EXTRACTED DATA »

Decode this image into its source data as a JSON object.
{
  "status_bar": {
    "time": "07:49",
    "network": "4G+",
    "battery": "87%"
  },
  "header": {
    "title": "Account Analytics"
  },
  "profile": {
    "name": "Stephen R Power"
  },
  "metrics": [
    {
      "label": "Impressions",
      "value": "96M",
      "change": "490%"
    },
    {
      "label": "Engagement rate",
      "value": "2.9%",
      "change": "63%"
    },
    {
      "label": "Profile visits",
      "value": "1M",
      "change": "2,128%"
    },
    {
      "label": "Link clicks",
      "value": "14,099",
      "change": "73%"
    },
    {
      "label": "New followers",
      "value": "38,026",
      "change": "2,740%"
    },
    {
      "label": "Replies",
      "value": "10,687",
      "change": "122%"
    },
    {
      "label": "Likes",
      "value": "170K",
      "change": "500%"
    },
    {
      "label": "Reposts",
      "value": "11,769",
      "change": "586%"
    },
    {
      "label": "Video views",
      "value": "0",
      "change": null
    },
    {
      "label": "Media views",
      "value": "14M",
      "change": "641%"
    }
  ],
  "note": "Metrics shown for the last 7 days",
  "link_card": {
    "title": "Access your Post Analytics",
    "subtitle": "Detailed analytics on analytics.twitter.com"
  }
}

THE REQUEST » The lines to collect are those holding the string "value"; copy them all.

COMPLETE ANSWER »
      "value": "96M",
      "value": "2.9%",
      "value": "1M",
      "value": "14,099",
      "value": "38,026",
      "value": "10,687",
      "value": "170K",
      "value": "11,769",
      "value": "0",
      "value": "14M",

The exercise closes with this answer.